EXERCISE GOAL.
Pick out each line containing the string "name" and copy it.

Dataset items
=-=-=-=-=

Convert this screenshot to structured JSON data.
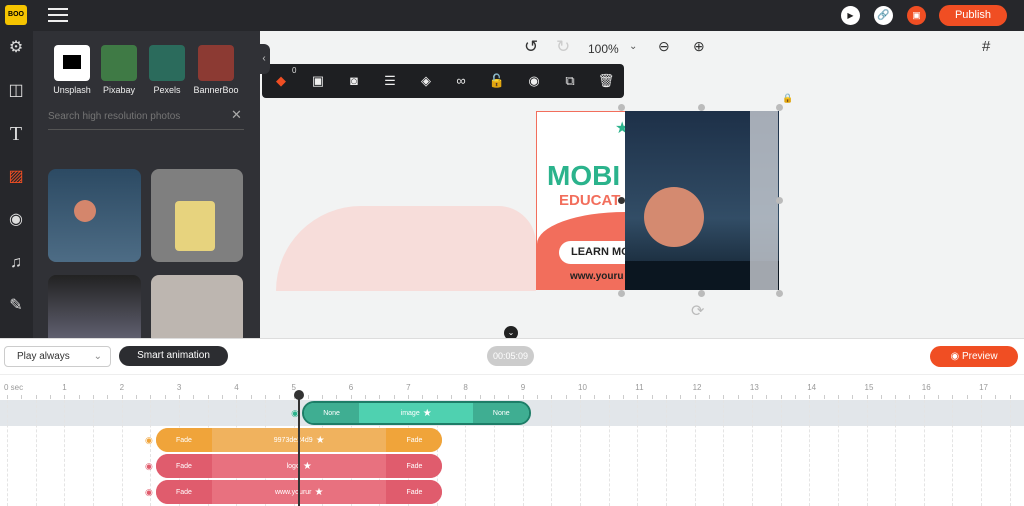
{
  "topbar": {
    "menu_icon": "hamburger-icon",
    "publish_label": "Publish",
    "icons": [
      "play-circle-icon",
      "link-icon",
      "save-icon"
    ]
  },
  "sidebar": {
    "items": [
      "settings-icon",
      "layout-icon",
      "text-icon",
      "image-icon",
      "video-icon",
      "music-icon",
      "brush-icon"
    ],
    "active": 3
  },
  "panel": {
    "sources": [
      {
        "label": "Unsplash",
        "color": "#ffffff"
      },
      {
        "label": "Pixabay",
        "color": "#3f7a45"
      },
      {
        "label": "Pexels",
        "color": "#2b6b5c"
      },
      {
        "label": "BannerBoo",
        "color": "#8c3a33"
      }
    ],
    "search_placeholder": "Search high resolution photos"
  },
  "canvas": {
    "zoom": "100%",
    "selection_count": "0",
    "banner": {
      "title": "MOBI",
      "subtitle": "EDUCAT",
      "button": "LEARN MO",
      "url": "www.youru"
    }
  },
  "toolbar": {
    "icons": [
      "eraser-icon",
      "image-icon",
      "mask-icon",
      "adjust-icon",
      "layers-icon",
      "link-icon",
      "unlock-icon",
      "eye-icon",
      "duplicate-icon",
      "trash-icon"
    ]
  },
  "timeline": {
    "play_mode": "Play always",
    "smart_label": "Smart animation",
    "time": "00:05:09",
    "preview_label": "Preview",
    "ruler": [
      "0 sec",
      "1",
      "2",
      "3",
      "4",
      "5",
      "6",
      "7",
      "8",
      "9",
      "10",
      "11",
      "12",
      "13",
      "14",
      "15",
      "16",
      "17"
    ],
    "playhead_sec": 5.1,
    "tracks": [
      {
        "name": "image",
        "in": "None",
        "out": "None",
        "start": 5.15,
        "end": 9.15,
        "color": "#4fd1b0"
      },
      {
        "name": "9973de24d9",
        "in": "Fade",
        "out": "Fade",
        "start": 2.6,
        "end": 7.6,
        "color": "#f0b25e"
      },
      {
        "name": "logo",
        "in": "Fade",
        "out": "Fade",
        "start": 2.6,
        "end": 7.6,
        "color": "#e8717f"
      },
      {
        "name": "www.yourur",
        "in": "Fade",
        "out": "Fade",
        "start": 2.6,
        "end": 7.6,
        "color": "#e8717f"
      }
    ]
  },
  "colors": {
    "accent": "#f04e23",
    "teal": "#2bb38c",
    "salmon": "#f26e5c"
  }
}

=-=-=-=-=

SOLUTION BELOW.
        "name": "image",
        "name": "9973de24d9",
        "name": "logo",
        "name": "www.yourur",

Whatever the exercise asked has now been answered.